*Instructions for the task*: Look through the material and tally each line bearing the word "also". Give only the total.

*Exercise data*:
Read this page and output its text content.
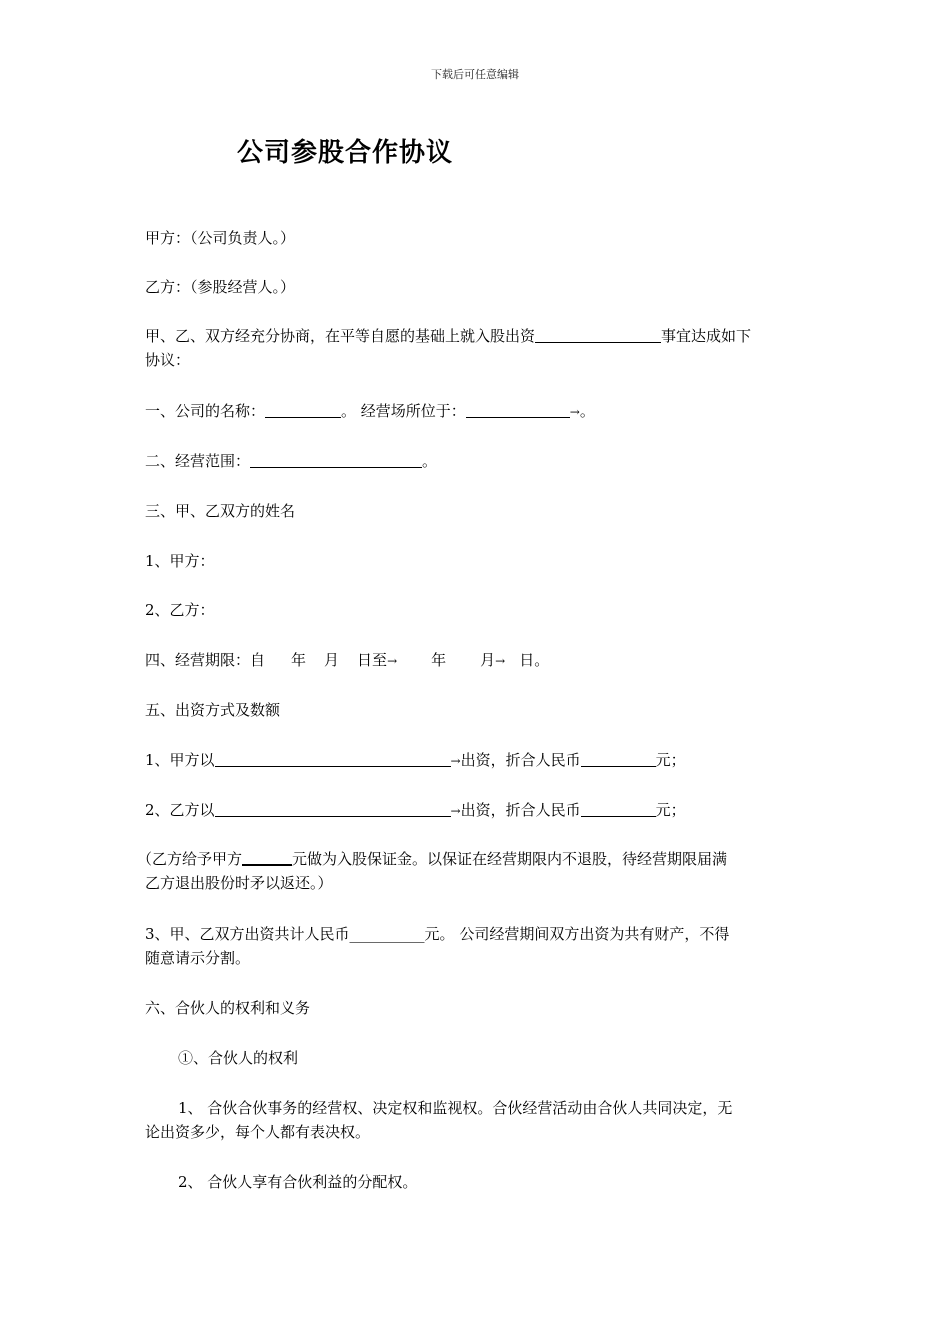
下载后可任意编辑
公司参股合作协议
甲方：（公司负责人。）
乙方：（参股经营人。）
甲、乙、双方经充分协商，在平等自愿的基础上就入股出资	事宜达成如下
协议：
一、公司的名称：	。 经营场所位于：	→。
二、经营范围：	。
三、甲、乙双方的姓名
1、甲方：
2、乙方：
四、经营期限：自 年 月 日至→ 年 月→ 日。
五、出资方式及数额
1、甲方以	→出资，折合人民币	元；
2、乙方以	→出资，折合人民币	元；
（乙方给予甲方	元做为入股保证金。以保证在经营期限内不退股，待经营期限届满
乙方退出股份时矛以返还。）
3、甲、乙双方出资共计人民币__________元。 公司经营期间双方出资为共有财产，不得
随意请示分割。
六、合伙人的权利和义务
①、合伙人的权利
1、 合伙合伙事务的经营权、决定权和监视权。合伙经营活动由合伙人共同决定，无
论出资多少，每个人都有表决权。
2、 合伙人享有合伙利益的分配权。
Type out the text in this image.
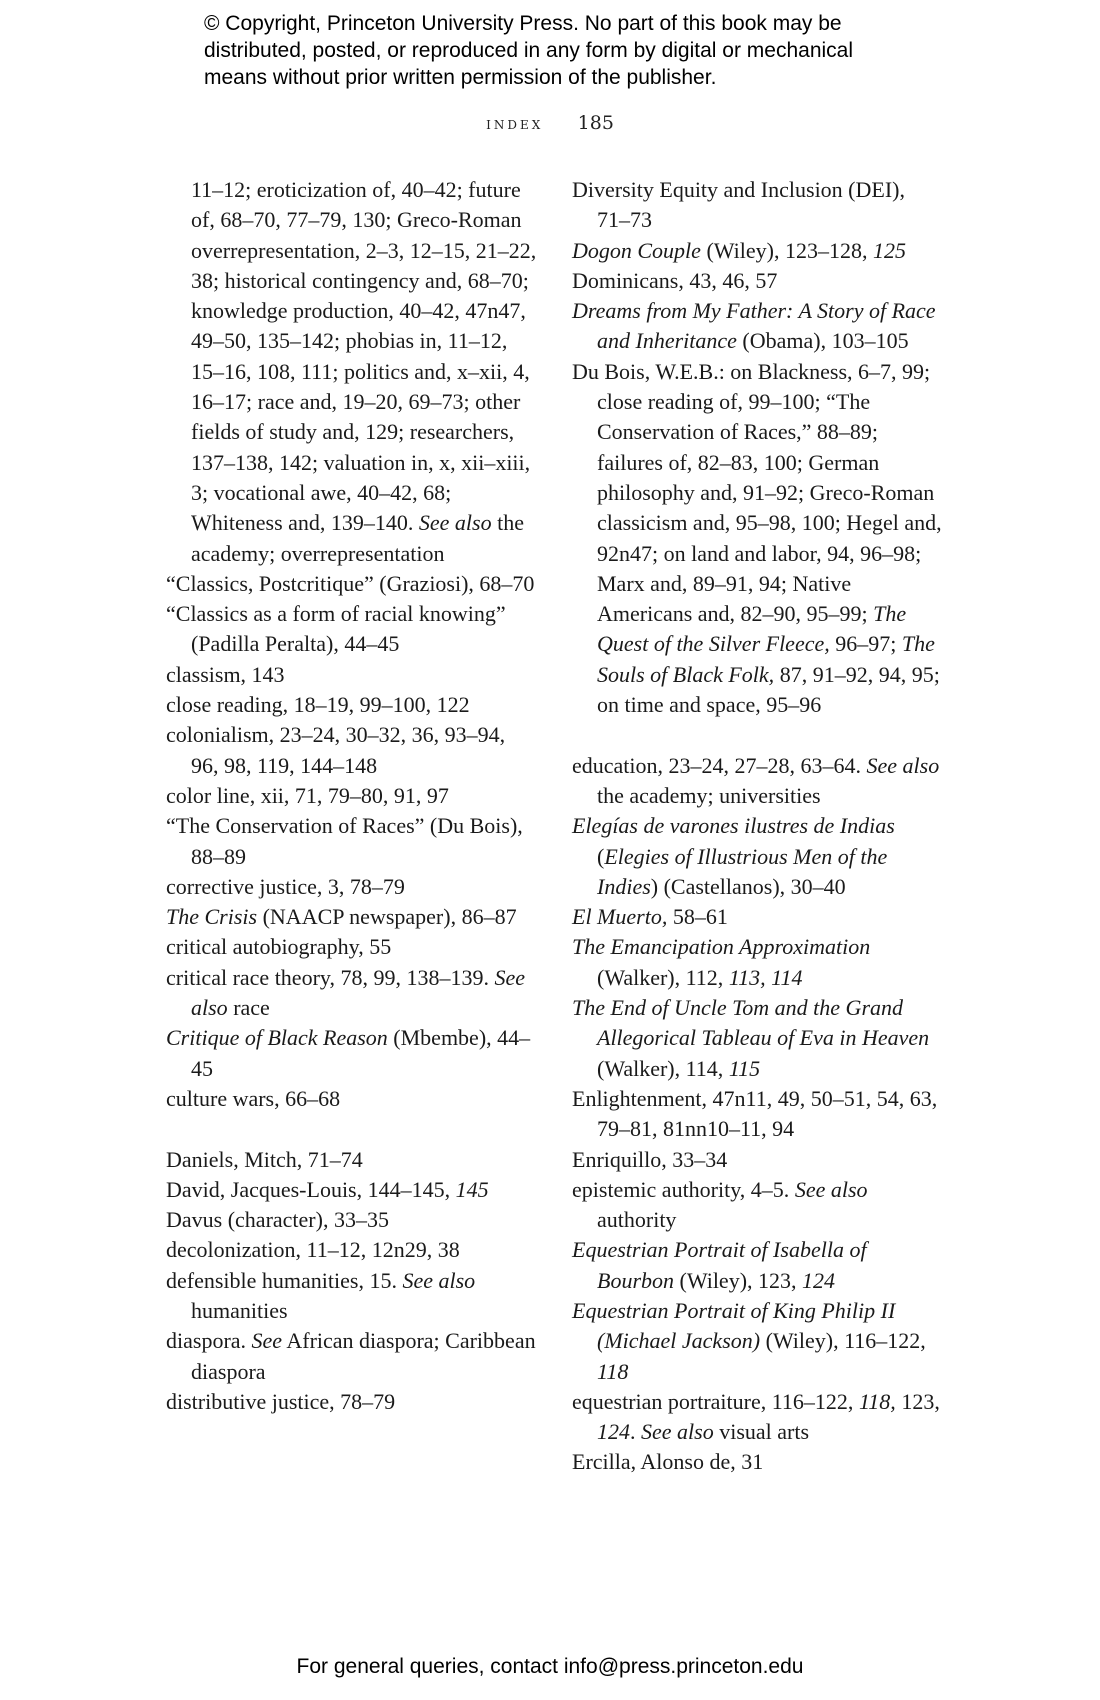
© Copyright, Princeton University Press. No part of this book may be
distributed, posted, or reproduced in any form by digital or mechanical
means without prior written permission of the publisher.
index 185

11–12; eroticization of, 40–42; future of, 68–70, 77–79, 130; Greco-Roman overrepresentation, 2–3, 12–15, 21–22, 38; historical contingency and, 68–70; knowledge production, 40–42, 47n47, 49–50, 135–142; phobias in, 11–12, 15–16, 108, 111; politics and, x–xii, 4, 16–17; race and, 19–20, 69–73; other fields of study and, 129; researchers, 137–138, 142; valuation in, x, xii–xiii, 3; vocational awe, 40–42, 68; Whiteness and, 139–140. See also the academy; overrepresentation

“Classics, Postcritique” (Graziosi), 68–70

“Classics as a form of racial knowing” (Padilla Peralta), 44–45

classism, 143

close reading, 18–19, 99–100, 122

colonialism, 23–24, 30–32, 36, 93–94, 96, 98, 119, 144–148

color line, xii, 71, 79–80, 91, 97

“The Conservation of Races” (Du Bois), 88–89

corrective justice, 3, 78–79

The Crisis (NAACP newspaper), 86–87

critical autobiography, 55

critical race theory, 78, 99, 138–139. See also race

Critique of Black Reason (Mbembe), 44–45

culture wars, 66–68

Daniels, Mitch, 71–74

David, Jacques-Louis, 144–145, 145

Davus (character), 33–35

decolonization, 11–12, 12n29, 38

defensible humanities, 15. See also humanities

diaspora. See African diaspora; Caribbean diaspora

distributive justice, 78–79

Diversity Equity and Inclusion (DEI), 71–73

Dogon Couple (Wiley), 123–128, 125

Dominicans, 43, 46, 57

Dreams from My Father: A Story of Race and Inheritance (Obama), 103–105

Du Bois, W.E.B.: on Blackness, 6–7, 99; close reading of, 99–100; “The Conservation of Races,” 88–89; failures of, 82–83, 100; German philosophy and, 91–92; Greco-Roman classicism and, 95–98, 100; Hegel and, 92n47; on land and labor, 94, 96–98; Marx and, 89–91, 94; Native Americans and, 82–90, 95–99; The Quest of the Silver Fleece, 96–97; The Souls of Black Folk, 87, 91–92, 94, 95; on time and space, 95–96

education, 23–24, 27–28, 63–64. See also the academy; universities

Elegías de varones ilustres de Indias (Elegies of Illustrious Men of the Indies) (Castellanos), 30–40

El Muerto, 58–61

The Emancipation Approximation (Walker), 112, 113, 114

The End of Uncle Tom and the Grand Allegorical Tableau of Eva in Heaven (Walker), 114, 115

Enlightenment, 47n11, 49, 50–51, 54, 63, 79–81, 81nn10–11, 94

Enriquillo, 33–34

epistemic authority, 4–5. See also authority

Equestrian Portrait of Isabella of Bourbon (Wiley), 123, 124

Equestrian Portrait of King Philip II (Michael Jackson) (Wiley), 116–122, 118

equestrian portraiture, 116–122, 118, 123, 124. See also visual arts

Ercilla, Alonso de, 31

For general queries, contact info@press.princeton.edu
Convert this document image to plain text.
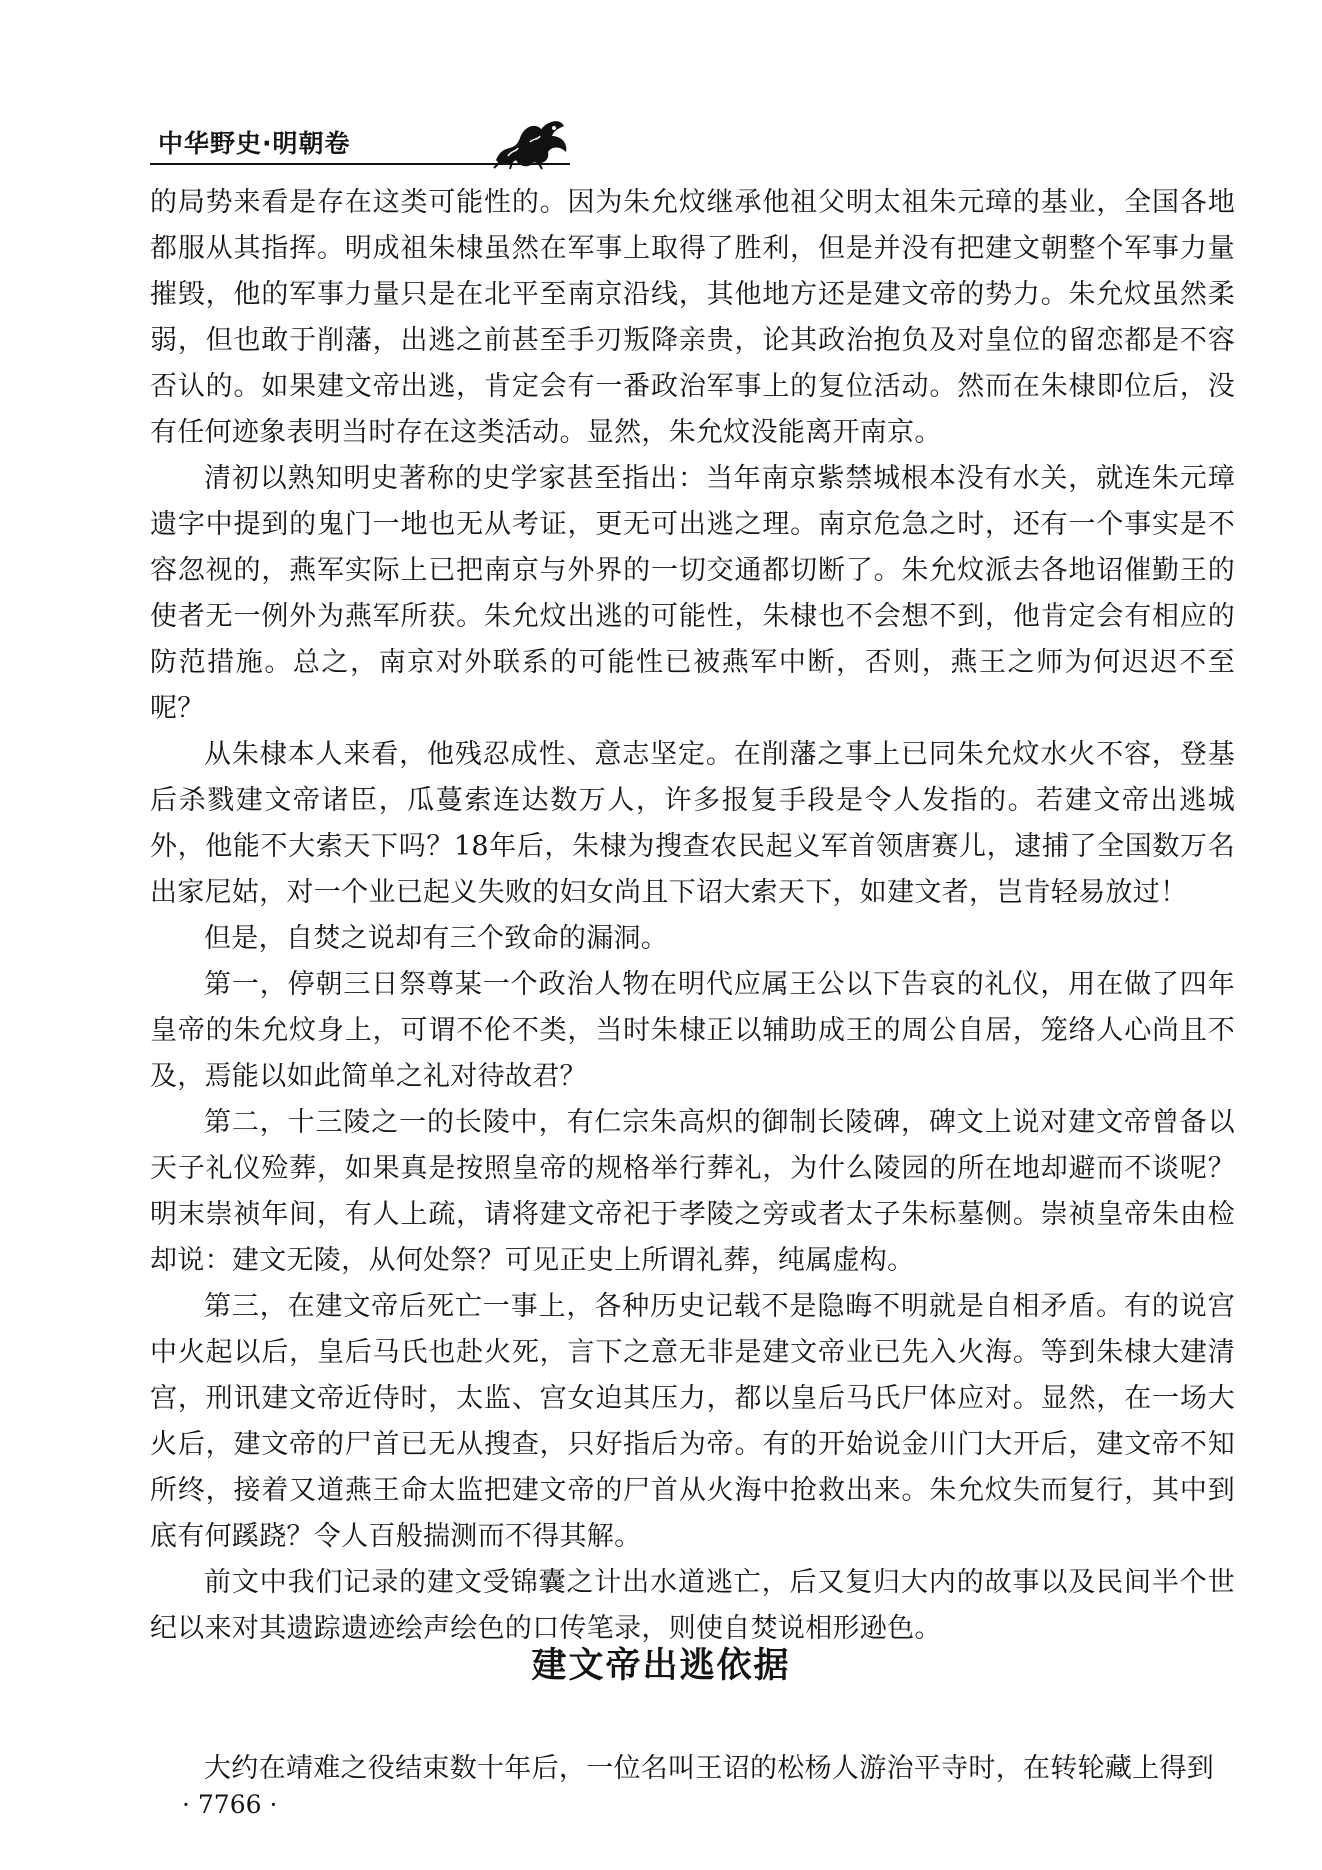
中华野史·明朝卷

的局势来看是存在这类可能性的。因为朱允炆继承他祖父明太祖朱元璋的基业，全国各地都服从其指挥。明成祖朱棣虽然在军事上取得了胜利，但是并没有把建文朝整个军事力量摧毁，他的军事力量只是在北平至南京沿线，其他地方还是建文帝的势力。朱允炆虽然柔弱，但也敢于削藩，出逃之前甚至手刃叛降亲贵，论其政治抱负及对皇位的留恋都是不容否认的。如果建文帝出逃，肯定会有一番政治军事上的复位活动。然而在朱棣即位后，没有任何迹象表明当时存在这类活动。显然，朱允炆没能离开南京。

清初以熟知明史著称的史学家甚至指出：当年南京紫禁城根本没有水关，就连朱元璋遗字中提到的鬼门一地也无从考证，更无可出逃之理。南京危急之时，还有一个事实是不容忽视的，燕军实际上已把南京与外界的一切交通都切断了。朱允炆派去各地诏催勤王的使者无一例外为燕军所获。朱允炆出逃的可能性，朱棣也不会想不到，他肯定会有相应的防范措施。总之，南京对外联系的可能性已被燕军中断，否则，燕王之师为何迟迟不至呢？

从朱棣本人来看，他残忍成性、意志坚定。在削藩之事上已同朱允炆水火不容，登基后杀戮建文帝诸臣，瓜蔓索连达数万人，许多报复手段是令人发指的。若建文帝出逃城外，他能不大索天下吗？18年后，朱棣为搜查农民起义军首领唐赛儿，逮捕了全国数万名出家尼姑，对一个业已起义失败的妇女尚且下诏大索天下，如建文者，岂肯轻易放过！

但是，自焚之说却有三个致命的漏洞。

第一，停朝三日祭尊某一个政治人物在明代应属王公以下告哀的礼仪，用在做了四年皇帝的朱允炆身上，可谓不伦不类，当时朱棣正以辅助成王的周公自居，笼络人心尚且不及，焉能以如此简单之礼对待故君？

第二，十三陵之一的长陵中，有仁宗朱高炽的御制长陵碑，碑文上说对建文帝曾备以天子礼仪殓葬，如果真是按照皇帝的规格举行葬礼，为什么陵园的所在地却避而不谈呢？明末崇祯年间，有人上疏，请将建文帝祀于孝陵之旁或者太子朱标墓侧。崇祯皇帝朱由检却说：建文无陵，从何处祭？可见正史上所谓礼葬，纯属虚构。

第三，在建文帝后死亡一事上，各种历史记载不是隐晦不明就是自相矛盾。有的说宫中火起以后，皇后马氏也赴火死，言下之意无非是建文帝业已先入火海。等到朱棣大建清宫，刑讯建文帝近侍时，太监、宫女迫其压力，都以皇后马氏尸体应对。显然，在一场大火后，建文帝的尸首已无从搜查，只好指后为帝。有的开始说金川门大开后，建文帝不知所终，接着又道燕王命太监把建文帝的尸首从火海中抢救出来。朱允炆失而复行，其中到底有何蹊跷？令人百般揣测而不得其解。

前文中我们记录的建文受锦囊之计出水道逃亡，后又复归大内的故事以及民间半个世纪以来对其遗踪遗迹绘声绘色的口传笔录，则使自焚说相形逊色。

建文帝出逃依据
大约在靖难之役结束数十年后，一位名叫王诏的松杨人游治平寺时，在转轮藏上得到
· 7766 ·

*Finished task*: 6